• **AIM OF THE EXERCISE**: Look through the material below. Copy every line with the string "morrow" in it.

• **ROWS**:
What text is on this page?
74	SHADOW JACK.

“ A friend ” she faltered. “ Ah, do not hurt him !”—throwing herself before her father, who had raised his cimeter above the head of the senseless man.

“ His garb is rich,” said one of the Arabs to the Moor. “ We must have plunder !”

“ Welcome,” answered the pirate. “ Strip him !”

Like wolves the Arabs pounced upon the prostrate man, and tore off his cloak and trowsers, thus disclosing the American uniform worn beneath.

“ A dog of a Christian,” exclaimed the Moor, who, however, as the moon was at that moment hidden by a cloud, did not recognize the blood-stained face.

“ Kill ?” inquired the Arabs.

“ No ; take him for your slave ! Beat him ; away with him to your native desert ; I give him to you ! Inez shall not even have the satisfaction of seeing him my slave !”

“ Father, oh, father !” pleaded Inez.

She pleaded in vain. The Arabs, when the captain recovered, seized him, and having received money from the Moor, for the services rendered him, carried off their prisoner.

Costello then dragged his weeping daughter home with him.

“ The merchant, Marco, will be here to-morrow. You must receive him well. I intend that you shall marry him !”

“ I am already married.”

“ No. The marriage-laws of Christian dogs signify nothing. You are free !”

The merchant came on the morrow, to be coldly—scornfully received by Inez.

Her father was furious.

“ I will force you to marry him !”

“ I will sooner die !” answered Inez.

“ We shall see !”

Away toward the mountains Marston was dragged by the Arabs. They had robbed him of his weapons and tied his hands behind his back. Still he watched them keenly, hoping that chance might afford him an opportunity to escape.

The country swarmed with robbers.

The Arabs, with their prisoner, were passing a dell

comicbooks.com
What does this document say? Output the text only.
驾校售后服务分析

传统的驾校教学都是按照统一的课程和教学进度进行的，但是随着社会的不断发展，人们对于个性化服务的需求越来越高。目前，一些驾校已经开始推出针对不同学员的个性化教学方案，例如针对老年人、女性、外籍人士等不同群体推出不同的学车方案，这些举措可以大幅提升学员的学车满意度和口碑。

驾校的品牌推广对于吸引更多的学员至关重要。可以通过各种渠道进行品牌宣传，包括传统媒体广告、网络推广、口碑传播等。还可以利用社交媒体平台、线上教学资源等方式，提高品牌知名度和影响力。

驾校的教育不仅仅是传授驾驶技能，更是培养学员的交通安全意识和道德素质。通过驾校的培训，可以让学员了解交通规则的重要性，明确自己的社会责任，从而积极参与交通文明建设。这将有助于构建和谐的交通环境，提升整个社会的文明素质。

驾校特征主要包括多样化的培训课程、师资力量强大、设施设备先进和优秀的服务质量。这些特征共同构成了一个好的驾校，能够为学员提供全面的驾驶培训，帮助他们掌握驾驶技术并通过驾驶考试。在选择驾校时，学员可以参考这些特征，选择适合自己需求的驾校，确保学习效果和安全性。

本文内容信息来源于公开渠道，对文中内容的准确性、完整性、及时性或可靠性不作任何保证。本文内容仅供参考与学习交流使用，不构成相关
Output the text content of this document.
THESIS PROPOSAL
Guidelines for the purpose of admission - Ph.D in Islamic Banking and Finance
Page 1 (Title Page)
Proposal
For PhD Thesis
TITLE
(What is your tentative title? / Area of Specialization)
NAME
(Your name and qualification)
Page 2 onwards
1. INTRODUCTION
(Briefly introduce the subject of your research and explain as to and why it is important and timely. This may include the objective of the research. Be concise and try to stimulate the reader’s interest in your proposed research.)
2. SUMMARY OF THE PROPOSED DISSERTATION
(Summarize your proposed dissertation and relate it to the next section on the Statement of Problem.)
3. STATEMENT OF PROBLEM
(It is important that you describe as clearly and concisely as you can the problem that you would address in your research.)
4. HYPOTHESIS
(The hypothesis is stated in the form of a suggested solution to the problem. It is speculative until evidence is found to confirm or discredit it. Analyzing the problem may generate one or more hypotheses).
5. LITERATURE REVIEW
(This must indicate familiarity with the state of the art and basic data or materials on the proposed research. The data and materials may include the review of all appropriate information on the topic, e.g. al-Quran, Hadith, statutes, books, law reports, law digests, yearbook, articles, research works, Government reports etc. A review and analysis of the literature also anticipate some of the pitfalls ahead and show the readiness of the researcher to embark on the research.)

• **SOLUTION TO THIS EXERCISE**:
“ The merchant, Marco, will be here to-morrow. You must receive him well. I intend that you shall marry him !”
The merchant came on the morrow, to be coldly—scornfully received by Inez.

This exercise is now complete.